-- Input material --
⁂

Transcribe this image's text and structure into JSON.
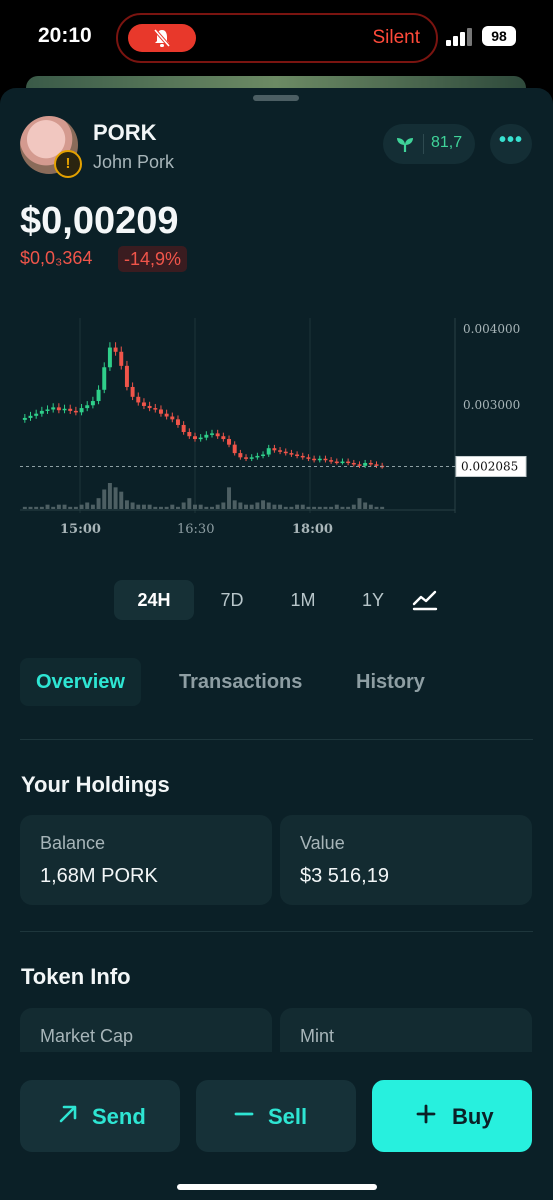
{
  "status_bar": {
    "time": "20:10",
    "focus_label": "Silent",
    "battery": "98"
  },
  "header": {
    "symbol": "PORK",
    "name": "John Pork",
    "warning_glyph": "!",
    "score": "81,7",
    "more_glyph": "•••",
    "score_color": "#3fd399"
  },
  "price": {
    "value": "$0,00209",
    "change_abs": "$0,0₃364",
    "change_pct": "-14,9%",
    "down_color": "#f0554a"
  },
  "chart_data": {
    "type": "candlestick",
    "y_ticks": [
      "0.004000",
      "0.003000"
    ],
    "last_price_label": "0.002085",
    "x_ticks": [
      "15:00",
      "16:30",
      "18:00"
    ],
    "ylim": [
      0.0015,
      0.0042
    ],
    "close": [
      0.00278,
      0.00281,
      0.00284,
      0.00288,
      0.0029,
      0.00293,
      0.00289,
      0.00291,
      0.00288,
      0.00286,
      0.00292,
      0.00296,
      0.00302,
      0.00318,
      0.0035,
      0.00378,
      0.00372,
      0.00352,
      0.00322,
      0.00308,
      0.003,
      0.00295,
      0.00292,
      0.0029,
      0.00284,
      0.0028,
      0.00276,
      0.00268,
      0.00258,
      0.00252,
      0.00248,
      0.0025,
      0.00254,
      0.00256,
      0.00252,
      0.00248,
      0.0024,
      0.00228,
      0.00222,
      0.0022,
      0.00222,
      0.00224,
      0.00226,
      0.00235,
      0.00232,
      0.0023,
      0.00228,
      0.00226,
      0.00224,
      0.00222,
      0.0022,
      0.00218,
      0.0022,
      0.00218,
      0.00216,
      0.00215,
      0.00216,
      0.00214,
      0.00212,
      0.0021,
      0.00214,
      0.00212,
      0.0021,
      0.00209
    ],
    "volume": [
      1,
      1,
      1,
      1,
      2,
      1,
      2,
      2,
      1,
      1,
      2,
      3,
      2,
      5,
      9,
      12,
      10,
      8,
      4,
      3,
      2,
      2,
      2,
      1,
      1,
      1,
      2,
      1,
      3,
      5,
      2,
      2,
      1,
      1,
      2,
      3,
      10,
      4,
      3,
      2,
      2,
      3,
      4,
      3,
      2,
      2,
      1,
      1,
      2,
      2,
      1,
      1,
      1,
      1,
      1,
      2,
      1,
      1,
      2,
      5,
      3,
      2,
      1,
      1
    ],
    "up_color": "#2fcf8a",
    "down_color": "#f0554a"
  },
  "timeframes": [
    "24H",
    "7D",
    "1M",
    "1Y"
  ],
  "tabs": [
    "Overview",
    "Transactions",
    "History"
  ],
  "holdings": {
    "title": "Your Holdings",
    "balance_label": "Balance",
    "balance_value": "1,68M PORK",
    "value_label": "Value",
    "value_value": "$3 516,19"
  },
  "token_info": {
    "title": "Token Info",
    "market_cap_label": "Market Cap",
    "mint_label": "Mint"
  },
  "actions": {
    "send": "Send",
    "sell": "Sell",
    "buy": "Buy"
  },
  "accent_color": "#2ee5d3"
}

⁂

-- Given exercise --
Search the listing for the word "title". Copy every line in which it occurs.

-- Correct result --
    "title": "Your Holdings",
    "title": "Token Info",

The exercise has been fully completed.